Set task
Exactly the lines from the one containing "What does this" through the final line of the listing are to be retyped, and nothing more.

Data
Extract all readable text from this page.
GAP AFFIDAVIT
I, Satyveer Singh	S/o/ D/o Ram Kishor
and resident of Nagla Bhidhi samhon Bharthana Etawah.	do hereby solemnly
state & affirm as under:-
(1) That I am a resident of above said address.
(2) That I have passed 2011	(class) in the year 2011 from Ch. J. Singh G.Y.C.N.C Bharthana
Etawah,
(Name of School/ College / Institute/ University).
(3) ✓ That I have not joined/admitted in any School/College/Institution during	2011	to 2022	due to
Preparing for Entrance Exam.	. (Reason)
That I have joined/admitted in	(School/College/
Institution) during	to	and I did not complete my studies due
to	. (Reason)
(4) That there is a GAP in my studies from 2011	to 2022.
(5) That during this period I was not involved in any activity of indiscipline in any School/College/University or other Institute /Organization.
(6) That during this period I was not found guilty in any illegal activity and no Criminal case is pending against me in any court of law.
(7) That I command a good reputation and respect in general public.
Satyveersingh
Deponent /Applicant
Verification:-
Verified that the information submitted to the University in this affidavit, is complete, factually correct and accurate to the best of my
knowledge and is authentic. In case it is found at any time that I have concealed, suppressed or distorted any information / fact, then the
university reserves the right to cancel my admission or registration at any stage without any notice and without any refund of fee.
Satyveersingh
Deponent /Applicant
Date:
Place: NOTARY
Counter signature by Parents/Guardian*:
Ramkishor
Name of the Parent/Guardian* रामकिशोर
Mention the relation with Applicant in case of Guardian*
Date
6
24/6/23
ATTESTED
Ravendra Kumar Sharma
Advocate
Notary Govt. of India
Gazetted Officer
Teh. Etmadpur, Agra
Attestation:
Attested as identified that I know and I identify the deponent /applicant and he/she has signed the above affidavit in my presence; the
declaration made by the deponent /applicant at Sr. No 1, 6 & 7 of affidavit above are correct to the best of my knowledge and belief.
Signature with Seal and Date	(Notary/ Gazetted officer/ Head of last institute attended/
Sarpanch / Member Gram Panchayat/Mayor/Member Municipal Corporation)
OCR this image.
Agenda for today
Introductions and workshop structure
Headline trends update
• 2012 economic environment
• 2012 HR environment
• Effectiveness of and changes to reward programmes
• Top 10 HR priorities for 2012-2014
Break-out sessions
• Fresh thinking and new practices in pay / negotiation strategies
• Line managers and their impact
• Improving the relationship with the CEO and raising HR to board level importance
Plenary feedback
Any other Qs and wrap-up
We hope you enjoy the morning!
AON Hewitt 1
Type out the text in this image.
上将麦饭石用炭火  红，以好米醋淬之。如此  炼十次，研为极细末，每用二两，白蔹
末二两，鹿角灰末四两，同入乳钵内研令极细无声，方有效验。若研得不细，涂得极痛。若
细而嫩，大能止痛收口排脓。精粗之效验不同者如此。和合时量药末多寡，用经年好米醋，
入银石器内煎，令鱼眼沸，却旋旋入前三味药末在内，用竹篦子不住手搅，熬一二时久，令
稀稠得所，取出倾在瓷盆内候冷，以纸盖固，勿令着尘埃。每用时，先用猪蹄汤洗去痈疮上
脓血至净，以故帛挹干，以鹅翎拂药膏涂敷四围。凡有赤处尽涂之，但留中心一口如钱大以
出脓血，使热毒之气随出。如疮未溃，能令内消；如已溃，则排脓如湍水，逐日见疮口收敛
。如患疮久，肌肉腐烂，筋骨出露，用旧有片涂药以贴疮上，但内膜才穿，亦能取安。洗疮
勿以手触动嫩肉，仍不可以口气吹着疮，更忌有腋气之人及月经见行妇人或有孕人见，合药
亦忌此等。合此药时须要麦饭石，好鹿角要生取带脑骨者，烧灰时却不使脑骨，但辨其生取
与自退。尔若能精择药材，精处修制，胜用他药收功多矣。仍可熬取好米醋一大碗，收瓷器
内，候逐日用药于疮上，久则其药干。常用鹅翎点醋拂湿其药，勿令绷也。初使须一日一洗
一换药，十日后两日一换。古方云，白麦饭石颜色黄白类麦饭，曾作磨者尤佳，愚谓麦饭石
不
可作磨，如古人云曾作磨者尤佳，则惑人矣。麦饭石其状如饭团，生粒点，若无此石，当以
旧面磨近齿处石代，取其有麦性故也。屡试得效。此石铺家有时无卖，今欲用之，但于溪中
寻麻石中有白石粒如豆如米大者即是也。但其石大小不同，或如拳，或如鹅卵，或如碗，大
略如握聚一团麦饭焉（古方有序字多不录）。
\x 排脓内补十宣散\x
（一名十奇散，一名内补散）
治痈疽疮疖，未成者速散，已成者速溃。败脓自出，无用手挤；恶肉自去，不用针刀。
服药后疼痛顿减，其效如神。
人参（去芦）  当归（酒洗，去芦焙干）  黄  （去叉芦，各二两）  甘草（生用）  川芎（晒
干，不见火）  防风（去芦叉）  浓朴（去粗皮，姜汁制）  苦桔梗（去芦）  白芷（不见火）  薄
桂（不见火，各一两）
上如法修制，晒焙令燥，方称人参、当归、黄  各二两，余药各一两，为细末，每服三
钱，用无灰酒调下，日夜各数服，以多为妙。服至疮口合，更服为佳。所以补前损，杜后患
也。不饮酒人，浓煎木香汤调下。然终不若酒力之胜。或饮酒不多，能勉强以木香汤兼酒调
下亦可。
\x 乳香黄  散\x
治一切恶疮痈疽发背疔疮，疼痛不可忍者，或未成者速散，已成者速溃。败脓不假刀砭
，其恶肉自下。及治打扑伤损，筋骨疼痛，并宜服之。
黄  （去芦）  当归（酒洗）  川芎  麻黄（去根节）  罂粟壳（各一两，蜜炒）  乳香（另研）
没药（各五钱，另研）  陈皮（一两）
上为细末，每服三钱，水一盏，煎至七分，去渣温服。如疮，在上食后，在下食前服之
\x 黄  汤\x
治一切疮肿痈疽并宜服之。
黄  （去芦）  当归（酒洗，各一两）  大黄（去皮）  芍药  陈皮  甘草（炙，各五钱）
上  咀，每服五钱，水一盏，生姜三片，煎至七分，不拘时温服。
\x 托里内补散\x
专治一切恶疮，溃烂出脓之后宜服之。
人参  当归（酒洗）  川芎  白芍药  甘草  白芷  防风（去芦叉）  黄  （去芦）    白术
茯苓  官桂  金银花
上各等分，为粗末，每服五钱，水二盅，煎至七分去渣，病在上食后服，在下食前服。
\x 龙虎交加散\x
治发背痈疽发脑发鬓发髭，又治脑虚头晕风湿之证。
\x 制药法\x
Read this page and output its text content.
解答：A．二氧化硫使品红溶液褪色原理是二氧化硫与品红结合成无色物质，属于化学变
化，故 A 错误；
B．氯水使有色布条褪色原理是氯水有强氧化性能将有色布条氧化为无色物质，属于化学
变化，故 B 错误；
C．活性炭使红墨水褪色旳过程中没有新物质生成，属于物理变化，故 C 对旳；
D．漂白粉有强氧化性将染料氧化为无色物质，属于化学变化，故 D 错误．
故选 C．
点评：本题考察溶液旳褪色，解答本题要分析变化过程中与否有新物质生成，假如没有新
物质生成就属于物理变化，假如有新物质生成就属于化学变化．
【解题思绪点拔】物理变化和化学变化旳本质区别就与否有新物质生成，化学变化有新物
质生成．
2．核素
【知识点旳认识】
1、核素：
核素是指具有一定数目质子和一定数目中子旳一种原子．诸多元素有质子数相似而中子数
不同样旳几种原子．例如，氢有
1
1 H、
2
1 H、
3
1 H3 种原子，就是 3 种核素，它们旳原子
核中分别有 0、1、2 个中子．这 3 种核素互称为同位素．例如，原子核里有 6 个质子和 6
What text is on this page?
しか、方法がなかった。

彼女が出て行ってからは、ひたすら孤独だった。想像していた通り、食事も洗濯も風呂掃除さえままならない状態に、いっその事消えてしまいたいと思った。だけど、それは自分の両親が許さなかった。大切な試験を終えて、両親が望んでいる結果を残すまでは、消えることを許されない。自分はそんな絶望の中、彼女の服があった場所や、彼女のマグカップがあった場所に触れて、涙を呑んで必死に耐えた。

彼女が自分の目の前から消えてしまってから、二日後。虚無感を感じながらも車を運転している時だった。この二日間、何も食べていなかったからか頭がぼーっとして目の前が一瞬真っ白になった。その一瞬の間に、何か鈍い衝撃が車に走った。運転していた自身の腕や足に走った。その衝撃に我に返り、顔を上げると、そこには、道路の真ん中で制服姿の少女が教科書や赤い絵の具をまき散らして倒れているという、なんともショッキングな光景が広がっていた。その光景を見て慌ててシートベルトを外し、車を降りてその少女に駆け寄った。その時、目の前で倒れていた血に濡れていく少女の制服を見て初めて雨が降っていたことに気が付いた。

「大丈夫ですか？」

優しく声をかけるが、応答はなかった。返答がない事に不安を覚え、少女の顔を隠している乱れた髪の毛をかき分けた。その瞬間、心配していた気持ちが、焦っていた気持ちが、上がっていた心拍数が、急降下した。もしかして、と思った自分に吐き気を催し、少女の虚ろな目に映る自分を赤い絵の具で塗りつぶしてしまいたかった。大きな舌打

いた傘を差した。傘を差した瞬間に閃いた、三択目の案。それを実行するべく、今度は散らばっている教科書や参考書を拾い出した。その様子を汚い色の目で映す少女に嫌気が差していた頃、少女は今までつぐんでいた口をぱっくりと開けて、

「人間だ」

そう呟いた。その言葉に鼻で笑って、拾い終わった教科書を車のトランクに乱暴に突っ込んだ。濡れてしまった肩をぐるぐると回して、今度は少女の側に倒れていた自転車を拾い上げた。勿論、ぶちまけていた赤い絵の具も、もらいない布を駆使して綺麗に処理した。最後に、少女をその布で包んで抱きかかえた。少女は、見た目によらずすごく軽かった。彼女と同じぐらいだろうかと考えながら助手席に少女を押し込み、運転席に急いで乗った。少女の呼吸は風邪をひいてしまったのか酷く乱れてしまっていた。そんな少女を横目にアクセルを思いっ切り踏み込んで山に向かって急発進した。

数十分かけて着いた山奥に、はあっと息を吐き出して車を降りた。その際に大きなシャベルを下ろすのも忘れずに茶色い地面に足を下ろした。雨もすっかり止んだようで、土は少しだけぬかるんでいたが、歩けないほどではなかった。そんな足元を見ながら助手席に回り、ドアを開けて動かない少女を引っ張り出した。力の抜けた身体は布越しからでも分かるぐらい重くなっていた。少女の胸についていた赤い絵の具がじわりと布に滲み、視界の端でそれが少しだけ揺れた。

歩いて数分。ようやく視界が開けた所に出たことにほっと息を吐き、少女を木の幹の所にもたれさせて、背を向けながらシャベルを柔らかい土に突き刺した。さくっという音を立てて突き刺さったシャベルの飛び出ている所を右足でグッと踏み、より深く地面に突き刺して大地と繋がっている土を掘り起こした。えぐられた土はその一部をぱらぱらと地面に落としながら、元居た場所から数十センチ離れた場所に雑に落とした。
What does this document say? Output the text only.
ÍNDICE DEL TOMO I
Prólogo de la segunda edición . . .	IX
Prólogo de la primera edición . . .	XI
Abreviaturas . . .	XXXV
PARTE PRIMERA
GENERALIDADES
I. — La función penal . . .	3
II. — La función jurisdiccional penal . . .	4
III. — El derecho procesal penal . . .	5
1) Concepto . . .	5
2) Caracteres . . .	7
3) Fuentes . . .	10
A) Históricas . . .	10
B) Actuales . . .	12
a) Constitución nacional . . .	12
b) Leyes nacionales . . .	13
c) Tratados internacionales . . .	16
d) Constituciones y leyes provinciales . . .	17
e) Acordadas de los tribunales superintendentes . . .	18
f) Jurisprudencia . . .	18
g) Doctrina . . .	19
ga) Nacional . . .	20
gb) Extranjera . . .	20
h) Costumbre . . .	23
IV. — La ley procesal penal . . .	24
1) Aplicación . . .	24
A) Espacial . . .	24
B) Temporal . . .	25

Answer below
What does this document say? Output the text only.
ÍNDICE DEL TOMO I
Prólogo de la segunda edición . . .	IX
Prólogo de la primera edición . . .	XI
Abreviaturas . . .	XXXV
PARTE PRIMERA
GENERALIDADES
I. — La función penal . . .	3
II. — La función jurisdiccional penal . . .	4
III. — El derecho procesal penal . . .	5
1) Concepto . . .	5
2) Caracteres . . .	7
3) Fuentes . . .	10
A) Históricas . . .	10
B) Actuales . . .	12
a) Constitución nacional . . .	12
b) Leyes nacionales . . .	13
c) Tratados internacionales . . .	16
d) Constituciones y leyes provinciales . . .	17
e) Acordadas de los tribunales superintendentes . . .	18
f) Jurisprudencia . . .	18
g) Doctrina . . .	19
ga) Nacional . . .	20
gb) Extranjera . . .	20
h) Costumbre . . .	23
IV. — La ley procesal penal . . .	24
1) Aplicación . . .	24
A) Espacial . . .	24
B) Temporal . . .	25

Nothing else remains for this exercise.